(Dataset items)
+++

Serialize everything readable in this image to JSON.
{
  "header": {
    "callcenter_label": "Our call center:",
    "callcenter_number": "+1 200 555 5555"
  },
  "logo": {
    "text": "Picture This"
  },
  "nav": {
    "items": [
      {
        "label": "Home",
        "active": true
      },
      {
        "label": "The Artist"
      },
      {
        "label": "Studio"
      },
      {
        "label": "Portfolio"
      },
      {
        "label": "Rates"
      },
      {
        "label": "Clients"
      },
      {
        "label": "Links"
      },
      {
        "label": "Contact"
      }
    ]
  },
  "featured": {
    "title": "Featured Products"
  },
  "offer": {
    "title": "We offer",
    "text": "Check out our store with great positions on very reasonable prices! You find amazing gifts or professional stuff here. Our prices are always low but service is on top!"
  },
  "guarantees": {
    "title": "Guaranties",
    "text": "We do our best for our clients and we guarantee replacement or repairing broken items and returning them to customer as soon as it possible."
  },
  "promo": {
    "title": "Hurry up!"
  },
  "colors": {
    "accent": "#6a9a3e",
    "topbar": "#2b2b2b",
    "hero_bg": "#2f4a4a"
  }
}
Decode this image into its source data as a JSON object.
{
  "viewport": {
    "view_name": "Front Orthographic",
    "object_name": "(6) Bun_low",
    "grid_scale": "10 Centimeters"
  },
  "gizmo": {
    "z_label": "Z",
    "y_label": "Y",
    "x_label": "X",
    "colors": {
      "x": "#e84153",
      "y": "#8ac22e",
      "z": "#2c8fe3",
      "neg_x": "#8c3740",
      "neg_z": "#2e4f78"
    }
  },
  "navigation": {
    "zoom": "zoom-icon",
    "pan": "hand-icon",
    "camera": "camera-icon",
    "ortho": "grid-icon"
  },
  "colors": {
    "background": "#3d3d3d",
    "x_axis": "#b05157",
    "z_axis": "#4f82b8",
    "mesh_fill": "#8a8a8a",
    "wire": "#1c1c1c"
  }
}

+++

## INSTRUCTIONS FOR THE TASK
Give the records above again, word for word.

## WRITTEN REPLY
Serialize everything readable in this image to JSON.
{
  "header": {
    "callcenter_label": "Our call center:",
    "callcenter_number": "+1 200 555 5555"
  },
  "logo": {
    "text": "Picture This"
  },
  "nav": {
    "items": [
      {
        "label": "Home",
        "active": true
      },
      {
        "label": "The Artist"
      },
      {
        "label": "Studio"
      },
      {
        "label": "Portfolio"
      },
      {
        "label": "Rates"
      },
      {
        "label": "Clients"
      },
      {
        "label": "Links"
      },
      {
        "label": "Contact"
      }
    ]
  },
  "featured": {
    "title": "Featured Products"
  },
  "offer": {
    "title": "We offer",
    "text": "Check out our store with great positions on very reasonable prices! You find amazing gifts or professional stuff here. Our prices are always low but service is on top!"
  },
  "guarantees": {
    "title": "Guaranties",
    "text": "We do our best for our clients and we guarantee replacement or repairing broken items and returning them to customer as soon as it possible."
  },
  "promo": {
    "title": "Hurry up!"
  },
  "colors": {
    "accent": "#6a9a3e",
    "topbar": "#2b2b2b",
    "hero_bg": "#2f4a4a"
  }
}
Decode this image into its source data as a JSON object.
{
  "viewport": {
    "view_name": "Front Orthographic",
    "object_name": "(6) Bun_low",
    "grid_scale": "10 Centimeters"
  },
  "gizmo": {
    "z_label": "Z",
    "y_label": "Y",
    "x_label": "X",
    "colors": {
      "x": "#e84153",
      "y": "#8ac22e",
      "z": "#2c8fe3",
      "neg_x": "#8c3740",
      "neg_z": "#2e4f78"
    }
  },
  "navigation": {
    "zoom": "zoom-icon",
    "pan": "hand-icon",
    "camera": "camera-icon",
    "ortho": "grid-icon"
  },
  "colors": {
    "background": "#3d3d3d",
    "x_axis": "#b05157",
    "z_axis": "#4f82b8",
    "mesh_fill": "#8a8a8a",
    "wire": "#1c1c1c"
  }
}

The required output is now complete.